Identify all lines in the listing that include the word "JSON", and copy them out.

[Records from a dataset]
= = = = =
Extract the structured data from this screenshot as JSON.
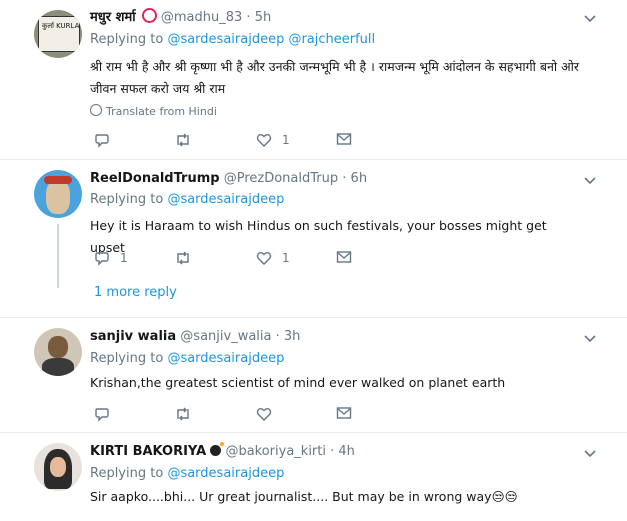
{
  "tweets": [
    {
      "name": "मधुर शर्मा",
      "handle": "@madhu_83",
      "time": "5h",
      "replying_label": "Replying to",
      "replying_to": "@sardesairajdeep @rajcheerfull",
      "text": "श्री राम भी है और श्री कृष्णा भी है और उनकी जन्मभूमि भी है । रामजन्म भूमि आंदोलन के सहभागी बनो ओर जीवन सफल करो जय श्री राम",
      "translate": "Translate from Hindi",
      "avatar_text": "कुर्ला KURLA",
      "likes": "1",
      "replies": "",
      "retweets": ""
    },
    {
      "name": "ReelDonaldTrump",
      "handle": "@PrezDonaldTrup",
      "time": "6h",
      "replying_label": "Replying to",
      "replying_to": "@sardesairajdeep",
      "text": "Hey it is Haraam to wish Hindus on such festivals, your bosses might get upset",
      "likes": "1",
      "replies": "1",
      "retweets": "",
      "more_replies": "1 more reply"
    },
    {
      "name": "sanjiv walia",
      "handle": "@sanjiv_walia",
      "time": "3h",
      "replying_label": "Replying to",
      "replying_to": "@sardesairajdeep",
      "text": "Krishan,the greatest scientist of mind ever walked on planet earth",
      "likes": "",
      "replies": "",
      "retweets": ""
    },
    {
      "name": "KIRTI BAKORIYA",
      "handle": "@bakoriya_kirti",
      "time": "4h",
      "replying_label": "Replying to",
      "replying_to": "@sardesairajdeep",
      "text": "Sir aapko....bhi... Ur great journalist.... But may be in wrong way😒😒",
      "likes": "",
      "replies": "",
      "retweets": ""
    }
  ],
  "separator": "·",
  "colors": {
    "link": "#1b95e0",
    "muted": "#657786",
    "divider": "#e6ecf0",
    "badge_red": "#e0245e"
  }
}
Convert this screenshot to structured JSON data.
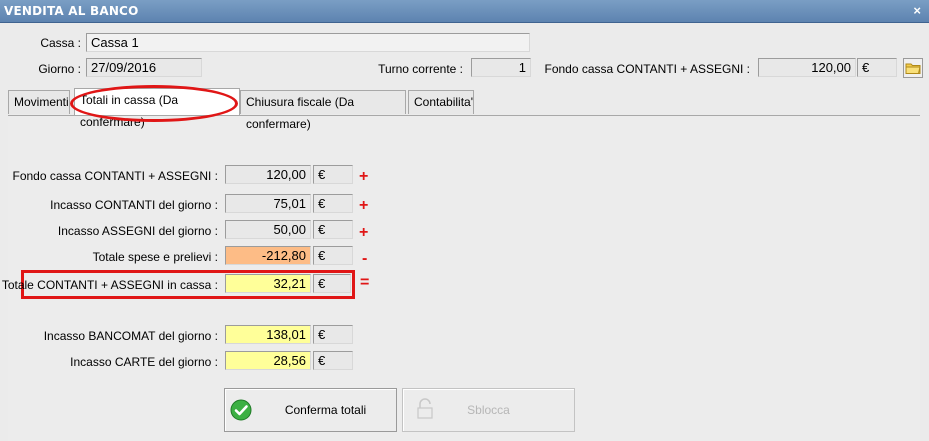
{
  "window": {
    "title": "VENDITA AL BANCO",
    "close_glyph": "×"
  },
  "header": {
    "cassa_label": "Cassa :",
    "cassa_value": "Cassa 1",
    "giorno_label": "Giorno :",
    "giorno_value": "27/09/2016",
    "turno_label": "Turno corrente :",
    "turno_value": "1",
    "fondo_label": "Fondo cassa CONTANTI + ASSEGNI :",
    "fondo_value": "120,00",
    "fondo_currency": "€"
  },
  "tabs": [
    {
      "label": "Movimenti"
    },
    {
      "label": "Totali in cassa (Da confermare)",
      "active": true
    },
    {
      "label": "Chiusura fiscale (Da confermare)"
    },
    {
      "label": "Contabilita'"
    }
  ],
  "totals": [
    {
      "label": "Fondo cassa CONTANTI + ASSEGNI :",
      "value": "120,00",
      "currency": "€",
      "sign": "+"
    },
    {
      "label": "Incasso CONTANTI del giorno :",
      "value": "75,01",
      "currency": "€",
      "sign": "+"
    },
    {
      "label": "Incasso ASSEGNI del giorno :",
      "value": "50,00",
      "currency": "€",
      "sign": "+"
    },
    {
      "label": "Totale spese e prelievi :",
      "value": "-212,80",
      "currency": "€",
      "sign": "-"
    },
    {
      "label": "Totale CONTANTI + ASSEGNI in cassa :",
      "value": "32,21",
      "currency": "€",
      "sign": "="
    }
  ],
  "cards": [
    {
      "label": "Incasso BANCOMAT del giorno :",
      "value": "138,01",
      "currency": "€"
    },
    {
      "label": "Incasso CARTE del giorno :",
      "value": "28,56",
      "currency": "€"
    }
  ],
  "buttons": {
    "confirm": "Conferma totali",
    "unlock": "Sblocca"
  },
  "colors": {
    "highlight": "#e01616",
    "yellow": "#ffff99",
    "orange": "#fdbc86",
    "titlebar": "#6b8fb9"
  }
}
= = = = =
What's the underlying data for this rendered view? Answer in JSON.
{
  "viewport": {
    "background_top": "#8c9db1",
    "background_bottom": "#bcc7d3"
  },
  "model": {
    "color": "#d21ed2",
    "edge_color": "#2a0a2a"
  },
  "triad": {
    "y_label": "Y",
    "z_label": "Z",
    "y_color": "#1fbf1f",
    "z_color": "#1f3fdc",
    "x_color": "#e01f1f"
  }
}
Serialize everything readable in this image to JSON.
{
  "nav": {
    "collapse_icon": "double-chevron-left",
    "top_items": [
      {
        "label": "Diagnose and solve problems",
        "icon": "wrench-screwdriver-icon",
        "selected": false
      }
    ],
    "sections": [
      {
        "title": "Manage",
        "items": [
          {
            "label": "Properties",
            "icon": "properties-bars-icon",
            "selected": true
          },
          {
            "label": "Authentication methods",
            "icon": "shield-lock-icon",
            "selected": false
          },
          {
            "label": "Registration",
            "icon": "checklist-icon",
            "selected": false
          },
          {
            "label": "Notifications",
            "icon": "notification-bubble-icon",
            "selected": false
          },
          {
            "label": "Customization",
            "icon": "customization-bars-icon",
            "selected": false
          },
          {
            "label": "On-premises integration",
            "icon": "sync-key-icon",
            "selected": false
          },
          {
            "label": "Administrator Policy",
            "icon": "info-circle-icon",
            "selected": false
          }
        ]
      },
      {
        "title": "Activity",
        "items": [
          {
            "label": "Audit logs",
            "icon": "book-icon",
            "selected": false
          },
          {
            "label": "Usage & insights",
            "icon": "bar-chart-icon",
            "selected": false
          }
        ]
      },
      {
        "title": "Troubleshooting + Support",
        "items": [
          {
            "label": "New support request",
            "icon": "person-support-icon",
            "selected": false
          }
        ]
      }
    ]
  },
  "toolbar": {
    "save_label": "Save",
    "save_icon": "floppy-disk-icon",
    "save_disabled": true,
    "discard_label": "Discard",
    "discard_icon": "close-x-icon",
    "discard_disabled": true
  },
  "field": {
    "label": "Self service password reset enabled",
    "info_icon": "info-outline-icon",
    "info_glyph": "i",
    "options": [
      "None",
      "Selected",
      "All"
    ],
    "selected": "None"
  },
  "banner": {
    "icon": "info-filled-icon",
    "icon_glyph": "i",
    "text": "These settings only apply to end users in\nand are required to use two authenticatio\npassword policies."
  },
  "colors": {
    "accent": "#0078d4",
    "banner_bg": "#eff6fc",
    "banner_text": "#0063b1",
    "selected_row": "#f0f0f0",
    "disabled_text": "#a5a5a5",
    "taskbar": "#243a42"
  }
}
= = = = =
▸ Correct answer:
Extract the structured data from this screenshot as JSON.
Convert this screenshot to structured JSON data.
What's the underlying data for this rendered view? Answer in JSON.
Serialize everything readable in this image to JSON.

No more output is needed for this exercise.